What to produce — Output every line of the data exactly as it appears.

Information given —
>> BEGIN
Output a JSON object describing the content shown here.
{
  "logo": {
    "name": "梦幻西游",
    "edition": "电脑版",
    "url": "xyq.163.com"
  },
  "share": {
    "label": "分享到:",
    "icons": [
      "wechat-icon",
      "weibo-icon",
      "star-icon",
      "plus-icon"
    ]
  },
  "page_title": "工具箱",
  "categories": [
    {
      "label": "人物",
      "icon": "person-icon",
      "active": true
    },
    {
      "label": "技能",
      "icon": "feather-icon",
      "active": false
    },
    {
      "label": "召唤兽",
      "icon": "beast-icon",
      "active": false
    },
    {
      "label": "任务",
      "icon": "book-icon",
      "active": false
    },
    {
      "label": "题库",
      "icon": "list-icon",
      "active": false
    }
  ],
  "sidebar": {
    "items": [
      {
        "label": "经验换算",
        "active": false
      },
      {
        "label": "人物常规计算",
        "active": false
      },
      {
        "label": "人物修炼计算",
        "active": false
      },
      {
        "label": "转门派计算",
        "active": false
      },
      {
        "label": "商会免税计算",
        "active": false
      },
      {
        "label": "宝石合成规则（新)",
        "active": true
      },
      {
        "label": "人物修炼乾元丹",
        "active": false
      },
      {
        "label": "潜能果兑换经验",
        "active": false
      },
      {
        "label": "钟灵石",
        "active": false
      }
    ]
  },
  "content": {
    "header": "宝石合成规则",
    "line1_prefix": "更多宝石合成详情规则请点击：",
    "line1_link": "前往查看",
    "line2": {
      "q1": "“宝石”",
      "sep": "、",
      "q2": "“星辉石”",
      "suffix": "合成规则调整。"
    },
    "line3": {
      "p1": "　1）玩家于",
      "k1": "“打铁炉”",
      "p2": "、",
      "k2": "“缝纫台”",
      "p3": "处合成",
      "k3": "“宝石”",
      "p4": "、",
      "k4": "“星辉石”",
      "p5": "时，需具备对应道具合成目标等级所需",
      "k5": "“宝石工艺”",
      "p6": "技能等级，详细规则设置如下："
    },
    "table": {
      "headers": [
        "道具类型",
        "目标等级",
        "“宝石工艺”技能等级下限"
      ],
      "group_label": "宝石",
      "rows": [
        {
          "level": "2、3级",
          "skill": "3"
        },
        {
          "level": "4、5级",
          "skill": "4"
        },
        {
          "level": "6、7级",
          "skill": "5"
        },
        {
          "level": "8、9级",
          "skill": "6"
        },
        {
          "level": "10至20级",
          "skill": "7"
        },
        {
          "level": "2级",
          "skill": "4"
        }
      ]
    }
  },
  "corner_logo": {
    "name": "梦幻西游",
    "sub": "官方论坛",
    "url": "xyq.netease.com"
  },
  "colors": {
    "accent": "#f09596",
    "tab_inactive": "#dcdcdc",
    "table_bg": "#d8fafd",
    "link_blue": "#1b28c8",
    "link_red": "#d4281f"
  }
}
>> END
Result —
Output a JSON object describing the content shown here.
{
  "logo": {
    "name": "梦幻西游",
    "edition": "电脑版",
    "url": "xyq.163.com"
  },
  "share": {
    "label": "分享到:",
    "icons": [
      "wechat-icon",
      "weibo-icon",
      "star-icon",
      "plus-icon"
    ]
  },
  "page_title": "工具箱",
  "categories": [
    {
      "label": "人物",
      "icon": "person-icon",
      "active": true
    },
    {
      "label": "技能",
      "icon": "feather-icon",
      "active": false
    },
    {
      "label": "召唤兽",
      "icon": "beast-icon",
      "active": false
    },
    {
      "label": "任务",
      "icon": "book-icon",
      "active": false
    },
    {
      "label": "题库",
      "icon": "list-icon",
      "active": false
    }
  ],
  "sidebar": {
    "items": [
      {
        "label": "经验换算",
        "active": false
      },
      {
        "label": "人物常规计算",
        "active": false
      },
      {
        "label": "人物修炼计算",
        "active": false
      },
      {
        "label": "转门派计算",
        "active": false
      },
      {
        "label": "商会免税计算",
        "active": false
      },
      {
        "label": "宝石合成规则（新)",
        "active": true
      },
      {
        "label": "人物修炼乾元丹",
        "active": false
      },
      {
        "label": "潜能果兑换经验",
        "active": false
      },
      {
        "label": "钟灵石",
        "active": false
      }
    ]
  },
  "content": {
    "header": "宝石合成规则",
    "line1_prefix": "更多宝石合成详情规则请点击：",
    "line1_link": "前往查看",
    "line2": {
      "q1": "“宝石”",
      "sep": "、",
      "q2": "“星辉石”",
      "suffix": "合成规则调整。"
    },
    "line3": {
      "p1": "　1）玩家于",
      "k1": "“打铁炉”",
      "p2": "、",
      "k2": "“缝纫台”",
      "p3": "处合成",
      "k3": "“宝石”",
      "p4": "、",
      "k4": "“星辉石”",
      "p5": "时，需具备对应道具合成目标等级所需",
      "k5": "“宝石工艺”",
      "p6": "技能等级，详细规则设置如下："
    },
    "table": {
      "headers": [
        "道具类型",
        "目标等级",
        "“宝石工艺”技能等级下限"
      ],
      "group_label": "宝石",
      "rows": [
        {
          "level": "2、3级",
          "skill": "3"
        },
        {
          "level": "4、5级",
          "skill": "4"
        },
        {
          "level": "6、7级",
          "skill": "5"
        },
        {
          "level": "8、9级",
          "skill": "6"
        },
        {
          "level": "10至20级",
          "skill": "7"
        },
        {
          "level": "2级",
          "skill": "4"
        }
      ]
    }
  },
  "corner_logo": {
    "name": "梦幻西游",
    "sub": "官方论坛",
    "url": "xyq.netease.com"
  },
  "colors": {
    "accent": "#f09596",
    "tab_inactive": "#dcdcdc",
    "table_bg": "#d8fafd",
    "link_blue": "#1b28c8",
    "link_red": "#d4281f"
  }
}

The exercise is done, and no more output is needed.